[start]

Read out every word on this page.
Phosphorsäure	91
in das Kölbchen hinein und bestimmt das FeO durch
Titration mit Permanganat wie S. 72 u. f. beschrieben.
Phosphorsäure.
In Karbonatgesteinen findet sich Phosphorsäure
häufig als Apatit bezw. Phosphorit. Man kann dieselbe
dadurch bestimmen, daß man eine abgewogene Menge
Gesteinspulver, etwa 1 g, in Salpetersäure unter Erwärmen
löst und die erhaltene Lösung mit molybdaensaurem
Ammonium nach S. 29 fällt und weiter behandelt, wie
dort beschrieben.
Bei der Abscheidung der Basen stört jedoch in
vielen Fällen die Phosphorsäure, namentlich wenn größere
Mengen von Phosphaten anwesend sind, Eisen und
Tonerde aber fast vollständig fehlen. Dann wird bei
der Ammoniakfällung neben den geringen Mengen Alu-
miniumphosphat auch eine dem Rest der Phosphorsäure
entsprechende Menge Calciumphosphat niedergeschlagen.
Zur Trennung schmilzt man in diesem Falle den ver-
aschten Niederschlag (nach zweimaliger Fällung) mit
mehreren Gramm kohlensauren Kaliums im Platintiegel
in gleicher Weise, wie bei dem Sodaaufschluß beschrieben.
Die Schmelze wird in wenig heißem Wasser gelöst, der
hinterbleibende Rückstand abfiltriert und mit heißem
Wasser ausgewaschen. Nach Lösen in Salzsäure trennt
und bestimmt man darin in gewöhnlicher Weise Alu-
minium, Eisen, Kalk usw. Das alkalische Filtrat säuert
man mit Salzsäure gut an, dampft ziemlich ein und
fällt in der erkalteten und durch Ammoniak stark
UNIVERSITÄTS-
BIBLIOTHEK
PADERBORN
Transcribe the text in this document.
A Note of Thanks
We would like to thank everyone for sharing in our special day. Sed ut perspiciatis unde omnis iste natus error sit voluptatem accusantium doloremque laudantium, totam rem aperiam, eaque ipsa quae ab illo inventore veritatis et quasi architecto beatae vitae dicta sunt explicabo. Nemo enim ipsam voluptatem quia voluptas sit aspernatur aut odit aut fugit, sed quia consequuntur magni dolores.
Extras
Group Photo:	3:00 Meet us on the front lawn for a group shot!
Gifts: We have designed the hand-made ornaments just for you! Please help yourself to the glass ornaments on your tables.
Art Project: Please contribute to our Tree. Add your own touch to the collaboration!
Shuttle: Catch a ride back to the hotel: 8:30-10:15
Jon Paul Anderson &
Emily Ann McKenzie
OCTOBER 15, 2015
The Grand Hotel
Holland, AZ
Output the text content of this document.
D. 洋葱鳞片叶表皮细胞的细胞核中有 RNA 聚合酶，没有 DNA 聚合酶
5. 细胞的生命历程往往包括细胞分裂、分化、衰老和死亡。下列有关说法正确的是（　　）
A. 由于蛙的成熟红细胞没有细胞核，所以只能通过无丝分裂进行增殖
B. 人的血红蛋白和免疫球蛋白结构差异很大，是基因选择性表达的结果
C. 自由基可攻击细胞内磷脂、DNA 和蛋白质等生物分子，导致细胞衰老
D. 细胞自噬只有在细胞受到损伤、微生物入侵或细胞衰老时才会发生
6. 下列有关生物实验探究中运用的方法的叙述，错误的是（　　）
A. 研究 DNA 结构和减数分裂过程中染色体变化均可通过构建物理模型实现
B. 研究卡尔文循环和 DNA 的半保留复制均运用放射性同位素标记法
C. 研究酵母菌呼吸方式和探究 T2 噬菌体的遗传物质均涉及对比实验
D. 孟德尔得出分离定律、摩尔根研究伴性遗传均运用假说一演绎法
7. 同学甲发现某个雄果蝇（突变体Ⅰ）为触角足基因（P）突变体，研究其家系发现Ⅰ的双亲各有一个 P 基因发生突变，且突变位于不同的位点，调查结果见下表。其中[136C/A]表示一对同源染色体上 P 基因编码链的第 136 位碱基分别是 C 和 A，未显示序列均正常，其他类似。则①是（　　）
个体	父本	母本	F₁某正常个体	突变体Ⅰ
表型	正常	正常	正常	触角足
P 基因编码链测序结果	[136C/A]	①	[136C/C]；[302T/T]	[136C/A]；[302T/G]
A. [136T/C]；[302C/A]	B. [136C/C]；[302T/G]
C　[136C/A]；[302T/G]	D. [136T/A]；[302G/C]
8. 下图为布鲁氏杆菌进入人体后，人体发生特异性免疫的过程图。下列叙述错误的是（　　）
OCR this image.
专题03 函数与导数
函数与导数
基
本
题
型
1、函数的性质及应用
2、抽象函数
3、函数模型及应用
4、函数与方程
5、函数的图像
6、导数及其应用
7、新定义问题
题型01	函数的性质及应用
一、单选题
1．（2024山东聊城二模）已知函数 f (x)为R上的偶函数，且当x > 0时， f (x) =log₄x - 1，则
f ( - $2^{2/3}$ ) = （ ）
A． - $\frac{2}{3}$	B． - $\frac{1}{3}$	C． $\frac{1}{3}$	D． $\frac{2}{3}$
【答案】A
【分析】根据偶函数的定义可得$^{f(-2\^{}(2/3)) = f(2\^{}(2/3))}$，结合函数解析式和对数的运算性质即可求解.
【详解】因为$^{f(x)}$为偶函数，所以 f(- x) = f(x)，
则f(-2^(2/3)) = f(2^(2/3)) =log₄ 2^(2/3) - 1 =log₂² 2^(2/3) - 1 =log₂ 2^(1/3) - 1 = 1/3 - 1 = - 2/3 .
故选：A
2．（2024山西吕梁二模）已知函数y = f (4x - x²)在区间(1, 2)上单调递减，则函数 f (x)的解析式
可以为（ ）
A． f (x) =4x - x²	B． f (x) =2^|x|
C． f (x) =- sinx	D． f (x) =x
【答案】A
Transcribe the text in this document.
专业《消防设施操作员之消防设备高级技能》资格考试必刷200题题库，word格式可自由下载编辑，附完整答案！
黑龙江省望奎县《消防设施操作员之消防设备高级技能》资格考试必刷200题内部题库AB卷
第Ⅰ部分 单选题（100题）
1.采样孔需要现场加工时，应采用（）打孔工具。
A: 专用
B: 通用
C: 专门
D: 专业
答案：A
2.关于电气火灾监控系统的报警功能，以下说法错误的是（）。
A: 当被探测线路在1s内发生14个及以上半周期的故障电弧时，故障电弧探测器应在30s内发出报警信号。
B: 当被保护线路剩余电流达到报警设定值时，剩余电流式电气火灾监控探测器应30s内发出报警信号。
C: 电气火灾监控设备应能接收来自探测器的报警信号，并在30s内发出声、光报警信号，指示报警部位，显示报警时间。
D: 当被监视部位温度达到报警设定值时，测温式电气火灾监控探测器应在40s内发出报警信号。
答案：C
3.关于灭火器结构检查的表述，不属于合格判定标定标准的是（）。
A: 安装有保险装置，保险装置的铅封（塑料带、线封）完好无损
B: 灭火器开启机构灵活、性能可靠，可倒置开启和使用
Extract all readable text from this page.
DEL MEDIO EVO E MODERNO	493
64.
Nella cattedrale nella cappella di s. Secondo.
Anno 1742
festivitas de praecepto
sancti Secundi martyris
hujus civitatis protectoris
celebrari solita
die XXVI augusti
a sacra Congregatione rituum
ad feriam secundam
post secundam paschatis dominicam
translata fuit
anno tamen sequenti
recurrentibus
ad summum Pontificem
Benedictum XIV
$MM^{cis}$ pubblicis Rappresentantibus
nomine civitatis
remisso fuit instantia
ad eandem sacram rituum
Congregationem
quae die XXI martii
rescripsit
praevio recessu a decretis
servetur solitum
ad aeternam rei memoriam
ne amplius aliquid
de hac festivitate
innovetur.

[end]

- **What the exercise asks**: Retype only the lines running from the line with "Extract all readable text from this page." to the end of the listing, including both of those lines.

- **Reply to the task**:
Extract all readable text from this page.
DEL MEDIO EVO E MODERNO	493
64.
Nella cattedrale nella cappella di s. Secondo.
Anno 1742
festivitas de praecepto
sancti Secundi martyris
hujus civitatis protectoris
celebrari solita
die XXVI augusti
a sacra Congregatione rituum
ad feriam secundam
post secundam paschatis dominicam
translata fuit
anno tamen sequenti
recurrentibus
ad summum Pontificem
Benedictum XIV
$MM^{cis}$ pubblicis Rappresentantibus
nomine civitatis
remisso fuit instantia
ad eandem sacram rituum
Congregationem
quae die XXI martii
rescripsit
praevio recessu a decretis
servetur solitum
ad aeternam rei memoriam
ne amplius aliquid
de hac festivitate
innovetur.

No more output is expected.